The first edition of the Lucky Dino Open was played 20-26 May in Sliema, Malta. The joint winners, a Swedish IM Roland Ekstroem and a Polish Candidate Master Piotr Tworzydło scored 7,5 out of 9 and were followed by a Romanian player Tiberiu-Petre Stanciu, who finished 1,5 points behind them.

Report by Piotr Kaim/ Photos by Filipina Thornton and Piotr Tworzydlo

Unlike many other countries Malta shows a very liberal and positive approach towards gambling. As a result the gambling industry gives the country approximately 10-12 per cent of the Gross Domestic Product, second only to tourism. Not surprisingly, when a gambling company sponsors a chess event, there is no need to hide its brand behind a “no logo” like in Norway.

This year it was the first time when a chess event, a significant one by Maltese standards, was sponsored by the online casino Lucky Dino. The idea came from its graphic designer, a German expatriate Arne Kaehler, who is also a strong chess player at the club level. “I heard the casino’s managers talk about sponsoring a football club. I asked them: why don’t you consider sponsoring a chess tournament? They responded: why not? Finally, Lucky Dino put its money on a chess open and the football idea was set aside. I believe it was a good decision as luck is a strong element in chess. Thus the casino’s business and the 64 square game have much in common”, told us Arne.

The tournament was divided into two groups: Open A for the players of Elo 1850+ and Open B for those under 1850. The lineup of the Open A was not very strong, but on the other hand the whole event was truly international. Over 20 national federations were represented including such distant ones as South Korean, New Zealand, Israeli and Palestinian.

The 25-players group A had a clear favorite for the 1st place and it was a Swedish IM Roland Ekstroem (2395). Actually, he won the tournament, but the task was much more difficult than expected. The very experienced IM faced a very strong opposition from a Polish Candidate Master Piotr Tworzydło (2116). The two players drew their game in the round 5 and both scored 7,5 out of 9 (in the case of IM Ekstroem it included half a point for a “bye” he took in the 4th round). Therefore, the winner was declared based on tiebreak points and it was the Swede, who took the first prize. The third prize winner, a Romanian player Tiberiu-Petre Stanciu, scored 6 out of 9.

* What the exercise asks
Summarize the tournament report in three sentences. The data after this point has no connection to the tournament report.

* Recorded data
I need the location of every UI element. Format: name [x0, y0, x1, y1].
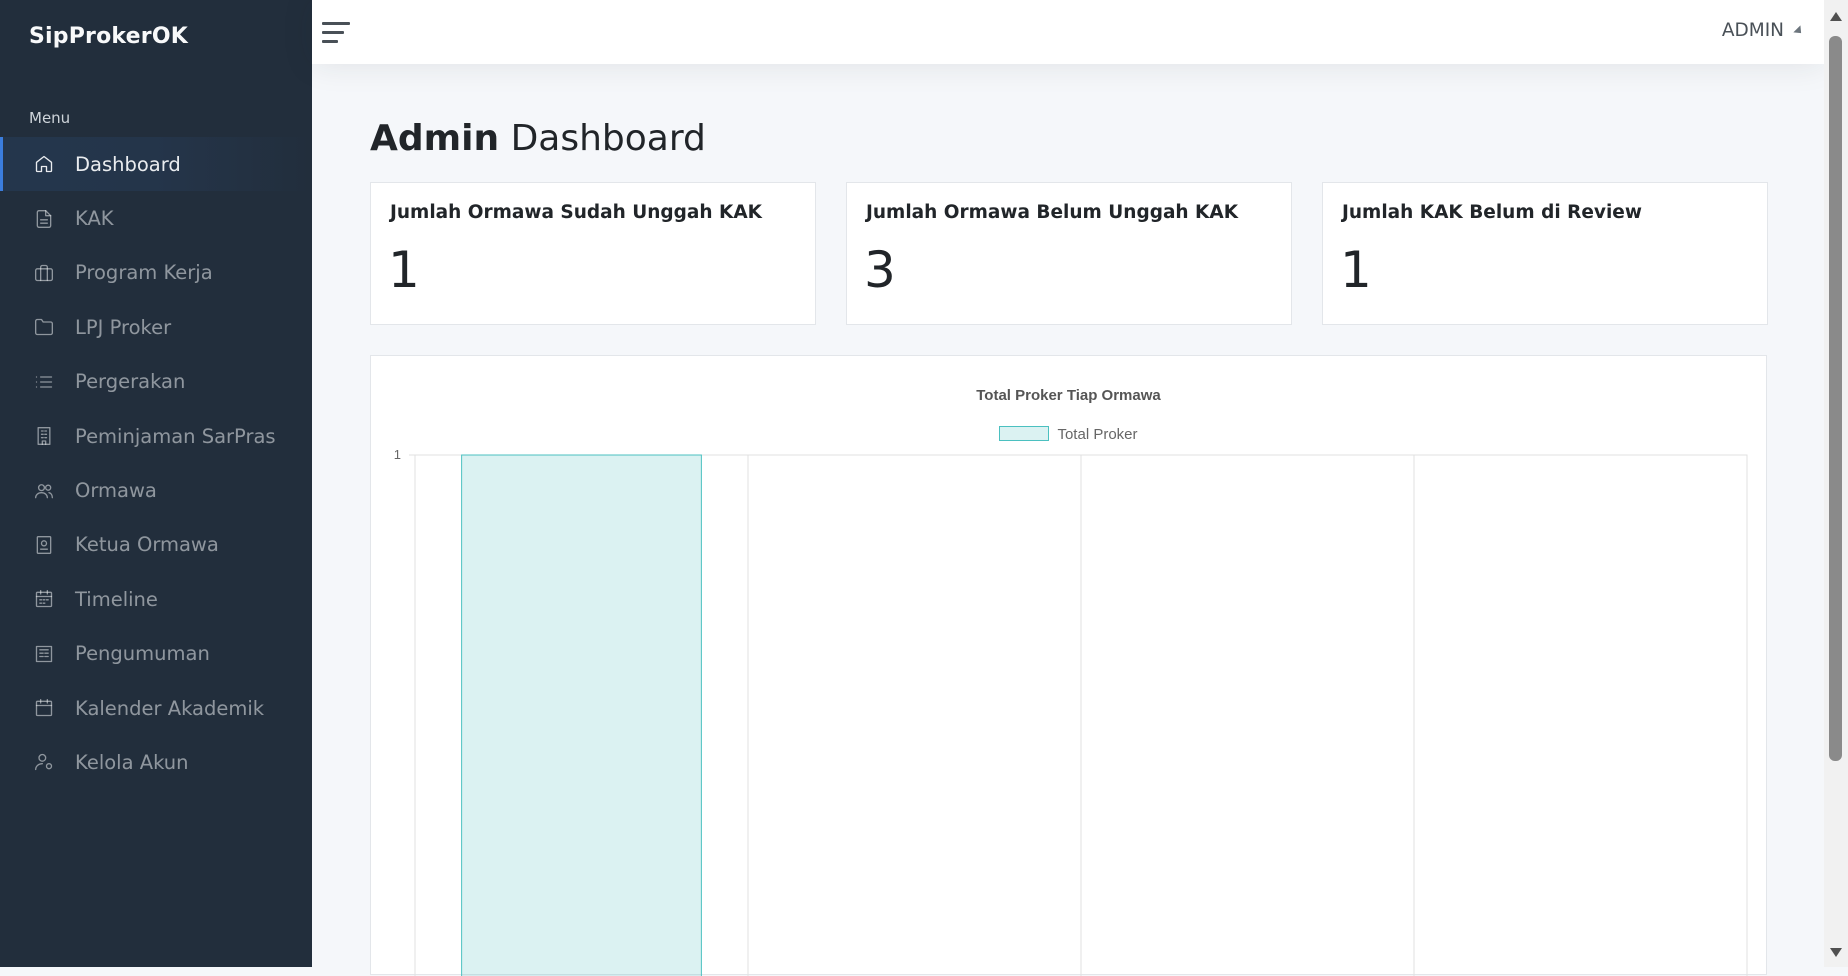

* Result of this exercise
The first Lucky Dino Open was played 20-26 May in Sliema, Malta, sponsored by an online casino whose graphic designer, Arne Kaehler, suggested a chess tournament when its managers were talking about sponsoring a football club. The event was split into Open A for players rated 1850 and above and Open B for those under 1850, and more than 20 national federations were represented. In Open A, Swedish IM Roland Ekstroem and Polish Candidate Master Piotr Tworzydło both scored 7.5 out of 9, with Ekstroem taking first prize on tiebreak points, and Romanian player Tiberiu-Petre Stanciu won third prize with 6 out of 9.